>>>>>

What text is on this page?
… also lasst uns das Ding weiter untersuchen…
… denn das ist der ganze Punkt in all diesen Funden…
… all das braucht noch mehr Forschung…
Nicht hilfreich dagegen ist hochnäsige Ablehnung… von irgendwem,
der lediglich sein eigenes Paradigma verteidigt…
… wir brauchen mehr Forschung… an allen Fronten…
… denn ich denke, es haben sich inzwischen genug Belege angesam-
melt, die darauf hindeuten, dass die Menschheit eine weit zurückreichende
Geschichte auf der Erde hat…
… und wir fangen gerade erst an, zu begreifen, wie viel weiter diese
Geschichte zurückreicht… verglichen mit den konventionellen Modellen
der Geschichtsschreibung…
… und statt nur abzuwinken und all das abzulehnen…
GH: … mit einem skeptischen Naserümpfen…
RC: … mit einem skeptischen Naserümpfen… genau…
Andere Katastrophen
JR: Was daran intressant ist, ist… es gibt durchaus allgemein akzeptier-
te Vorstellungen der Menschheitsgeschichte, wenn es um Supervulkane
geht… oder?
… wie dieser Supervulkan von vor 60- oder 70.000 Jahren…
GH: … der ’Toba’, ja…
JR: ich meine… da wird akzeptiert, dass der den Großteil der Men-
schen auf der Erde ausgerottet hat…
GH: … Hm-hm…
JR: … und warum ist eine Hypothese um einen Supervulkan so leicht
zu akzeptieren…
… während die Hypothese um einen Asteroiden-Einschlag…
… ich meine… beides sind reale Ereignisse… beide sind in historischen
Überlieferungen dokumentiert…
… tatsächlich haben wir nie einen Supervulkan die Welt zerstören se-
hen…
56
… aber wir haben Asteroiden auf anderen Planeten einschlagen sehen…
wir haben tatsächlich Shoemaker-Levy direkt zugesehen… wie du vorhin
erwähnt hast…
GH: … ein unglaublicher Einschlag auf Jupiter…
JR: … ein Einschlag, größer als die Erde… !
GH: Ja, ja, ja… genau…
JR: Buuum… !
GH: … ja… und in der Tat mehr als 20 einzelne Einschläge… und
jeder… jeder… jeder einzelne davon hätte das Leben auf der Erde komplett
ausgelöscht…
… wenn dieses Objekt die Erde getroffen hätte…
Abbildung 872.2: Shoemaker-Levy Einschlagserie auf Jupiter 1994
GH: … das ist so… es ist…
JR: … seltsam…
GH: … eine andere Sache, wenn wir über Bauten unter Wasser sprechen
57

<<<<<

» Assignment
Print the material verbatim, all of it.

» Result
What text is on this page?
… also lasst uns das Ding weiter untersuchen…
… denn das ist der ganze Punkt in all diesen Funden…
… all das braucht noch mehr Forschung…
Nicht hilfreich dagegen ist hochnäsige Ablehnung… von irgendwem,
der lediglich sein eigenes Paradigma verteidigt…
… wir brauchen mehr Forschung… an allen Fronten…
… denn ich denke, es haben sich inzwischen genug Belege angesam-
melt, die darauf hindeuten, dass die Menschheit eine weit zurückreichende
Geschichte auf der Erde hat…
… und wir fangen gerade erst an, zu begreifen, wie viel weiter diese
Geschichte zurückreicht… verglichen mit den konventionellen Modellen
der Geschichtsschreibung…
… und statt nur abzuwinken und all das abzulehnen…
GH: … mit einem skeptischen Naserümpfen…
RC: … mit einem skeptischen Naserümpfen… genau…
Andere Katastrophen
JR: Was daran intressant ist, ist… es gibt durchaus allgemein akzeptier-
te Vorstellungen der Menschheitsgeschichte, wenn es um Supervulkane
geht… oder?
… wie dieser Supervulkan von vor 60- oder 70.000 Jahren…
GH: … der ’Toba’, ja…
JR: ich meine… da wird akzeptiert, dass der den Großteil der Men-
schen auf der Erde ausgerottet hat…
GH: … Hm-hm…
JR: … und warum ist eine Hypothese um einen Supervulkan so leicht
zu akzeptieren…
… während die Hypothese um einen Asteroiden-Einschlag…
… ich meine… beides sind reale Ereignisse… beide sind in historischen
Überlieferungen dokumentiert…
… tatsächlich haben wir nie einen Supervulkan die Welt zerstören se-
hen…
56
… aber wir haben Asteroiden auf anderen Planeten einschlagen sehen…
wir haben tatsächlich Shoemaker-Levy direkt zugesehen… wie du vorhin
erwähnt hast…
GH: … ein unglaublicher Einschlag auf Jupiter…
JR: … ein Einschlag, größer als die Erde… !
GH: Ja, ja, ja… genau…
JR: Buuum… !
GH: … ja… und in der Tat mehr als 20 einzelne Einschläge… und
jeder… jeder… jeder einzelne davon hätte das Leben auf der Erde komplett
ausgelöscht…
… wenn dieses Objekt die Erde getroffen hätte…
Abbildung 872.2: Shoemaker-Levy Einschlagserie auf Jupiter 1994
GH: … das ist so… es ist…
JR: … seltsam…
GH: … eine andere Sache, wenn wir über Bauten unter Wasser sprechen
57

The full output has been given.